### Given task
Reproduce every record exactly as it appears, but not the pictures.

[Begin]

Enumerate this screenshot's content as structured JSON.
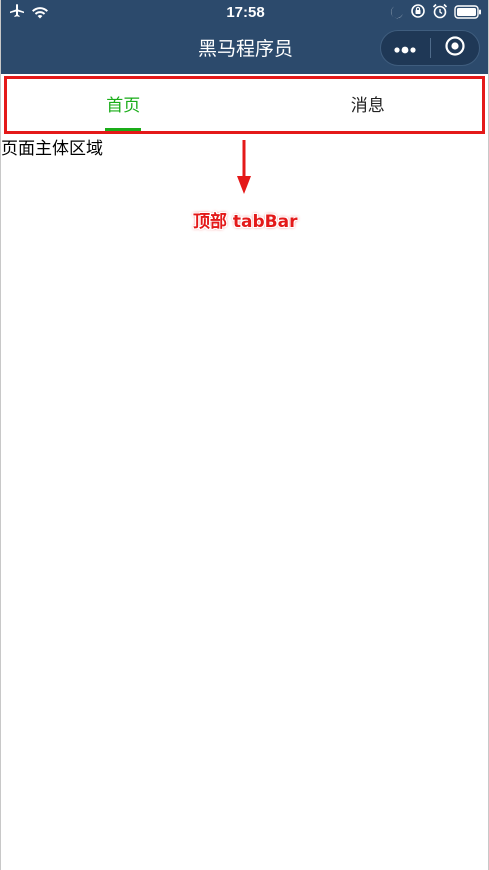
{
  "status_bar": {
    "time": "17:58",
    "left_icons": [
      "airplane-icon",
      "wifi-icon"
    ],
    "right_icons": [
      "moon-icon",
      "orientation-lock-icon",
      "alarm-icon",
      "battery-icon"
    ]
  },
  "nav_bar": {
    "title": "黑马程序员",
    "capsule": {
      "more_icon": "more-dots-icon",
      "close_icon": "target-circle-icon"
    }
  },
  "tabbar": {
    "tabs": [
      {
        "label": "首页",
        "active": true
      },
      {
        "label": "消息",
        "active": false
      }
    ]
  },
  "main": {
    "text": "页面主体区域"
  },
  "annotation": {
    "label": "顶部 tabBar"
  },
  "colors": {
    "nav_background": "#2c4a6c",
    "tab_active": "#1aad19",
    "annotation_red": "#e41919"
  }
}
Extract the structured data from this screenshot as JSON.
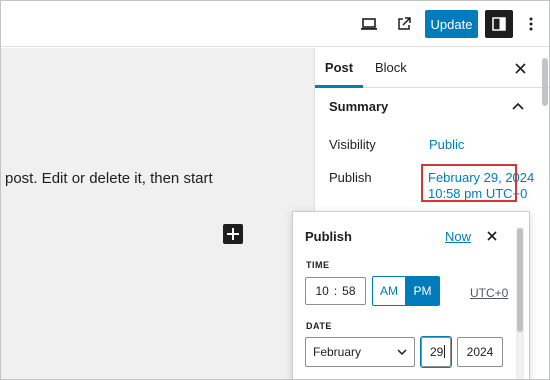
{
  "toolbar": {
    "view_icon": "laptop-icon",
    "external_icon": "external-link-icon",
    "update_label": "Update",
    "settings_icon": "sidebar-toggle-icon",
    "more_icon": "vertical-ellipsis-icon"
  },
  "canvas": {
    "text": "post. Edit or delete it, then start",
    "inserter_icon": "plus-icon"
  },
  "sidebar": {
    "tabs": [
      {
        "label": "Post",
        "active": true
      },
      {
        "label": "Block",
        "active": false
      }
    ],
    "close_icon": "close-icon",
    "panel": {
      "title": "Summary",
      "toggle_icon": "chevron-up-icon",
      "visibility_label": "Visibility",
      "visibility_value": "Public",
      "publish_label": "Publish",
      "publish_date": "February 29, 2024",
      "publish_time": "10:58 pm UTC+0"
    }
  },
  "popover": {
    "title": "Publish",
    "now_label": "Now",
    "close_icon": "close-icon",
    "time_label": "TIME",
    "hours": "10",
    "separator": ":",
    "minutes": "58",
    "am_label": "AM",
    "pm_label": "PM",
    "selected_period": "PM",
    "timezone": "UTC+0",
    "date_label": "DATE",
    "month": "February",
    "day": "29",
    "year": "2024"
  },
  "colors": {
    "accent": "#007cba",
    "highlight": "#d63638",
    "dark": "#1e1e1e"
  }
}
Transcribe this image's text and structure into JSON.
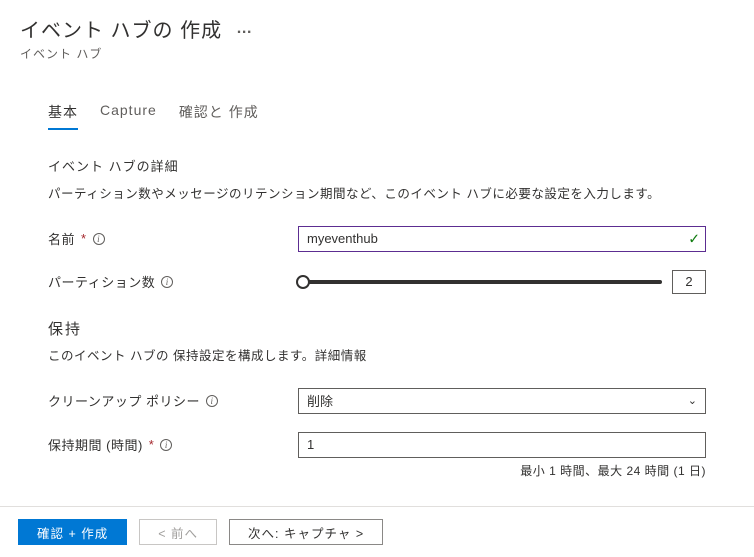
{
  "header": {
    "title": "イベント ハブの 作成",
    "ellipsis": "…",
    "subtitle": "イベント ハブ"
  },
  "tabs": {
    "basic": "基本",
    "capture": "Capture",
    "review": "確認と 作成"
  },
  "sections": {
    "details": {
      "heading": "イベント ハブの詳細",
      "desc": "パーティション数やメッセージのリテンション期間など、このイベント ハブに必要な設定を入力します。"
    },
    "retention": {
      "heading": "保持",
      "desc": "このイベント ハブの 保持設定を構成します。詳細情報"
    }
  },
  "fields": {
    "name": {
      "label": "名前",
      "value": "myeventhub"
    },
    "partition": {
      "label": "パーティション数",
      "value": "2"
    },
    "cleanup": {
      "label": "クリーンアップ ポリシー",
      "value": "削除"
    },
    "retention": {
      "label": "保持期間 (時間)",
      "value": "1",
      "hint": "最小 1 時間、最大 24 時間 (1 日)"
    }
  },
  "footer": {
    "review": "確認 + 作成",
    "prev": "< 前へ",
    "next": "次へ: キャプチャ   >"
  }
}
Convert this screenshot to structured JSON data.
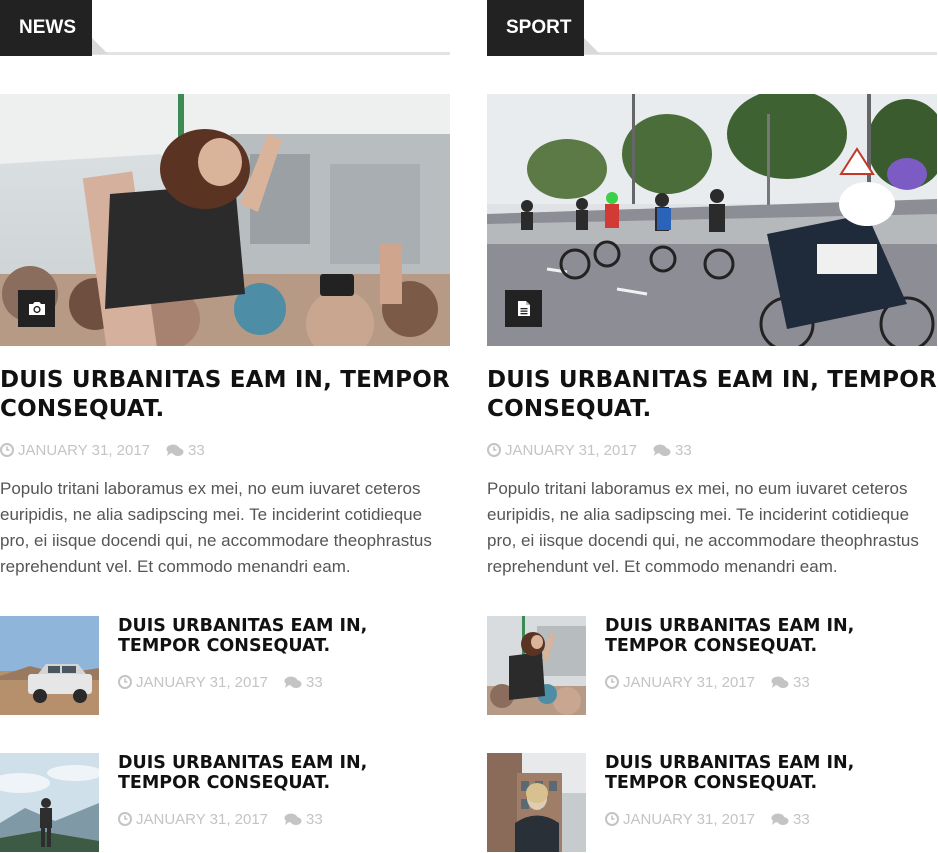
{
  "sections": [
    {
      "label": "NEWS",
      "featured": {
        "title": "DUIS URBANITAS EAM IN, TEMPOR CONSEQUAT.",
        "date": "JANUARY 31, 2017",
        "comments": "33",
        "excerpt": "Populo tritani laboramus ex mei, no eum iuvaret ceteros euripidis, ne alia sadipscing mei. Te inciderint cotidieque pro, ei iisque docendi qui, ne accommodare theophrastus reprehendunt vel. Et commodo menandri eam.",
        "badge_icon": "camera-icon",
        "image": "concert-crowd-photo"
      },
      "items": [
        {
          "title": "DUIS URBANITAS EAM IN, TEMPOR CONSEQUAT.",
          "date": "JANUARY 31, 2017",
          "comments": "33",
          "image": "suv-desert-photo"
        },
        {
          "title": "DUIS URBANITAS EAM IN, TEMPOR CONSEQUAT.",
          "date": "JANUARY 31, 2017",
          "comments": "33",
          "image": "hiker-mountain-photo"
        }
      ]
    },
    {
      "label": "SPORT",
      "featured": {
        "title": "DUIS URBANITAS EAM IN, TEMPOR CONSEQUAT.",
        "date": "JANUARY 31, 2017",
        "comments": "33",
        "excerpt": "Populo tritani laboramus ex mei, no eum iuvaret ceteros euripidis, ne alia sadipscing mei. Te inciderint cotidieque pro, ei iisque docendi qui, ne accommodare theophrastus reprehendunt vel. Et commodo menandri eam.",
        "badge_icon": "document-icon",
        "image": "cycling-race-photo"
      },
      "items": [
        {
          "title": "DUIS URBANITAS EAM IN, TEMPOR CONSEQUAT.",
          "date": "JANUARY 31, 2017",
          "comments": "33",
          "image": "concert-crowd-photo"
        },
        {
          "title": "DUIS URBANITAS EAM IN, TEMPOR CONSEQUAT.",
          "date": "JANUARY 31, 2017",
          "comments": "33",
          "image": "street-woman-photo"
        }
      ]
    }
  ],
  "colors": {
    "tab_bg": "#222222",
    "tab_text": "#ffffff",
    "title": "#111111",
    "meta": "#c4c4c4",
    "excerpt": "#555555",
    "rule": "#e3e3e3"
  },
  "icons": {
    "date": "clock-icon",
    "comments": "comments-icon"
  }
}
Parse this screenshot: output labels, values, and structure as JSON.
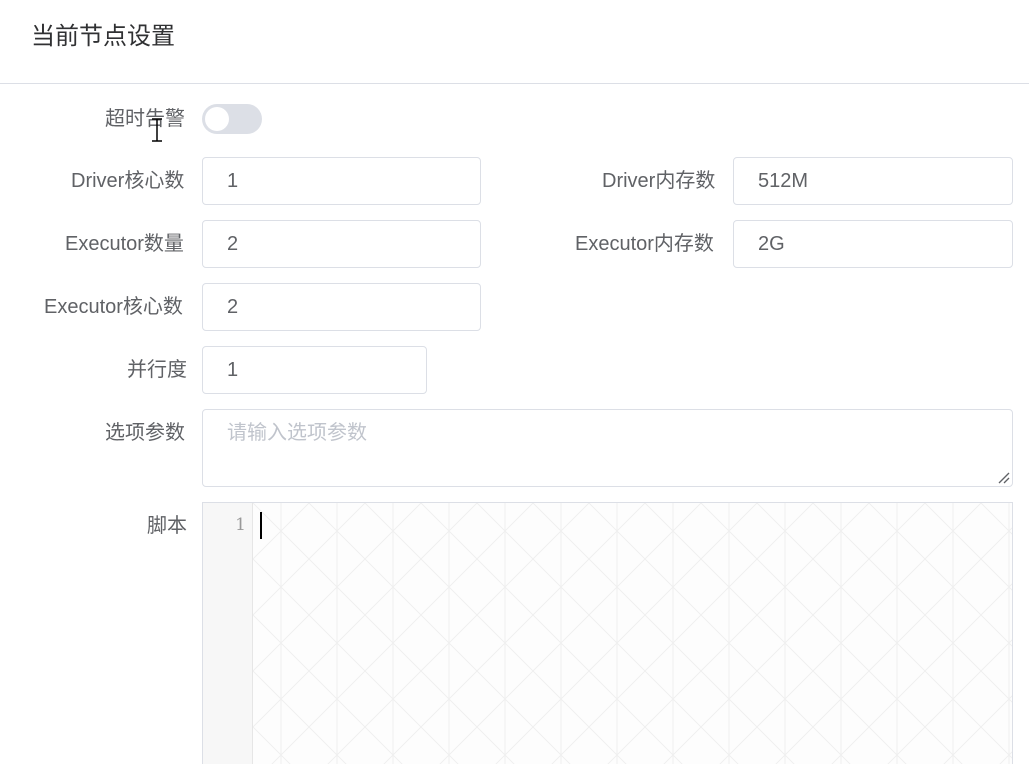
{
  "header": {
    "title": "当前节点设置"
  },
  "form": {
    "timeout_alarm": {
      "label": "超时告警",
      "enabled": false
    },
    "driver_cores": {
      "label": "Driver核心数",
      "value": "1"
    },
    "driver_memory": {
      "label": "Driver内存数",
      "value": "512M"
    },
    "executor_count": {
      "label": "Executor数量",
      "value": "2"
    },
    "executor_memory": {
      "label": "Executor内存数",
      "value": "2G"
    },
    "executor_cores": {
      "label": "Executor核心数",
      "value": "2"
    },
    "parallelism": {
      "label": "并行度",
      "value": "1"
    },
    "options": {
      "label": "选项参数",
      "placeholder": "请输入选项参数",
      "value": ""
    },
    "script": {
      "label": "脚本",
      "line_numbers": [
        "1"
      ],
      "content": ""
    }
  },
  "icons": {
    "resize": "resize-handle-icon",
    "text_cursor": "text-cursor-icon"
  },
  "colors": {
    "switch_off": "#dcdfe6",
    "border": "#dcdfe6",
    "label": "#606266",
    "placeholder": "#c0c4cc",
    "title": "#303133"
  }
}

[End]

### Problem solution
Enumerate this screenshot's content as structured JSON.
{
  "status_bar": {
    "time": "17:58",
    "left_icons": [
      "airplane-icon",
      "wifi-icon"
    ],
    "right_icons": [
      "moon-icon",
      "orientation-lock-icon",
      "alarm-icon",
      "battery-icon"
    ]
  },
  "nav_bar": {
    "title": "黑马程序员",
    "capsule": {
      "more_icon": "more-dots-icon",
      "close_icon": "target-circle-icon"
    }
  },
  "tabbar": {
    "tabs": [
      {
        "label": "首页",
        "active": true
      },
      {
        "label": "消息",
        "active": false
      }
    ]
  },
  "main": {
    "text": "页面主体区域"
  },
  "annotation": {
    "label": "顶部 tabBar"
  },
  "colors": {
    "nav_background": "#2c4a6c",
    "tab_active": "#1aad19",
    "annotation_red": "#e41919"
  }
}
Extract the structured data from this screenshot as JSON.
{
  "toolbar": {
    "view_icon": "laptop-icon",
    "external_icon": "external-link-icon",
    "update_label": "Update",
    "settings_icon": "sidebar-toggle-icon",
    "more_icon": "vertical-ellipsis-icon"
  },
  "canvas": {
    "text": "post. Edit or delete it, then start",
    "inserter_icon": "plus-icon"
  },
  "sidebar": {
    "tabs": [
      {
        "label": "Post",
        "active": true
      },
      {
        "label": "Block",
        "active": false
      }
    ],
    "close_icon": "close-icon",
    "panel": {
      "title": "Summary",
      "toggle_icon": "chevron-up-icon",
      "visibility_label": "Visibility",
      "visibility_value": "Public",
      "publish_label": "Publish",
      "publish_date": "February 29, 2024",
      "publish_time": "10:58 pm UTC+0"
    }
  },
  "popover": {
    "title": "Publish",
    "now_label": "Now",
    "close_icon": "close-icon",
    "time_label": "TIME",
    "hours": "10",
    "separator": ":",
    "minutes": "58",
    "am_label": "AM",
    "pm_label": "PM",
    "selected_period": "PM",
    "timezone": "UTC+0",
    "date_label": "DATE",
    "month": "February",
    "day": "29",
    "year": "2024"
  },
  "colors": {
    "accent": "#007cba",
    "highlight": "#d63638",
    "dark": "#1e1e1e"
  }
}
Transcribe this image's text and structure into JSON.
{
  "header": {
    "title": "イベント ハブの 作成",
    "ellipsis": "…",
    "subtitle": "イベント ハブ"
  },
  "tabs": {
    "basic": "基本",
    "capture": "Capture",
    "review": "確認と 作成"
  },
  "sections": {
    "details": {
      "heading": "イベント ハブの詳細",
      "desc": "パーティション数やメッセージのリテンション期間など、このイベント ハブに必要な設定を入力します。"
    },
    "retention": {
      "heading": "保持",
      "desc": "このイベント ハブの 保持設定を構成します。詳細情報"
    }
  },
  "fields": {
    "name": {
      "label": "名前",
      "value": "myeventhub"
    },
    "partition": {
      "label": "パーティション数",
      "value": "2"
    },
    "cleanup": {
      "label": "クリーンアップ ポリシー",
      "value": "削除"
    },
    "retention": {
      "label": "保持期間 (時間)",
      "value": "1",
      "hint": "最小 1 時間、最大 24 時間 (1 日)"
    }
  },
  "footer": {
    "review": "確認 + 作成",
    "prev": "< 前へ",
    "next": "次へ: キャプチャ   >"
  }
}
Convert this screenshot to structured JSON data.
{
  "sections": [
    {
      "label": "NEWS",
      "featured": {
        "title": "DUIS URBANITAS EAM IN, TEMPOR CONSEQUAT.",
        "date": "JANUARY 31, 2017",
        "comments": "33",
        "excerpt": "Populo tritani laboramus ex mei, no eum iuvaret ceteros euripidis, ne alia sadipscing mei. Te inciderint cotidieque pro, ei iisque docendi qui, ne accommodare theophrastus reprehendunt vel. Et commodo menandri eam.",
        "badge_icon": "camera-icon",
        "image": "concert-crowd-photo"
      },
      "items": [
        {
          "title": "DUIS URBANITAS EAM IN, TEMPOR CONSEQUAT.",
          "date": "JANUARY 31, 2017",
          "comments": "33",
          "image": "suv-desert-photo"
        },
        {
          "title": "DUIS URBANITAS EAM IN, TEMPOR CONSEQUAT.",
          "date": "JANUARY 31, 2017",
          "comments": "33",
          "image": "hiker-mountain-photo"
        }
      ]
    },
    {
      "label": "SPORT",
      "featured": {
        "title": "DUIS URBANITAS EAM IN, TEMPOR CONSEQUAT.",
        "date": "JANUARY 31, 2017",
        "comments": "33",
        "excerpt": "Populo tritani laboramus ex mei, no eum iuvaret ceteros euripidis, ne alia sadipscing mei. Te inciderint cotidieque pro, ei iisque docendi qui, ne accommodare theophrastus reprehendunt vel. Et commodo menandri eam.",
        "badge_icon": "document-icon",
        "image": "cycling-race-photo"
      },
      "items": [
        {
          "title": "DUIS URBANITAS EAM IN, TEMPOR CONSEQUAT.",
          "date": "JANUARY 31, 2017",
          "comments": "33",
          "image": "concert-crowd-photo"
        },
        {
          "title": "DUIS URBANITAS EAM IN, TEMPOR CONSEQUAT.",
          "date": "JANUARY 31, 2017",
          "comments": "33",
          "image": "street-woman-photo"
        }
      ]
    }
  ],
  "colors": {
    "tab_bg": "#222222",
    "tab_text": "#ffffff",
    "title": "#111111",
    "meta": "#c4c4c4",
    "excerpt": "#555555",
    "rule": "#e3e3e3"
  },
  "icons": {
    "date": "clock-icon",
    "comments": "comments-icon"
  }
}
Parse this screenshot: output labels, values, and structure as JSON.
{
  "header": {
    "title": "当前节点设置"
  },
  "form": {
    "timeout_alarm": {
      "label": "超时告警",
      "enabled": false
    },
    "driver_cores": {
      "label": "Driver核心数",
      "value": "1"
    },
    "driver_memory": {
      "label": "Driver内存数",
      "value": "512M"
    },
    "executor_count": {
      "label": "Executor数量",
      "value": "2"
    },
    "executor_memory": {
      "label": "Executor内存数",
      "value": "2G"
    },
    "executor_cores": {
      "label": "Executor核心数",
      "value": "2"
    },
    "parallelism": {
      "label": "并行度",
      "value": "1"
    },
    "options": {
      "label": "选项参数",
      "placeholder": "请输入选项参数",
      "value": ""
    },
    "script": {
      "label": "脚本",
      "line_numbers": [
        "1"
      ],
      "content": ""
    }
  },
  "icons": {
    "resize": "resize-handle-icon",
    "text_cursor": "text-cursor-icon"
  },
  "colors": {
    "switch_off": "#dcdfe6",
    "border": "#dcdfe6",
    "label": "#606266",
    "placeholder": "#c0c4cc",
    "title": "#303133"
  }
}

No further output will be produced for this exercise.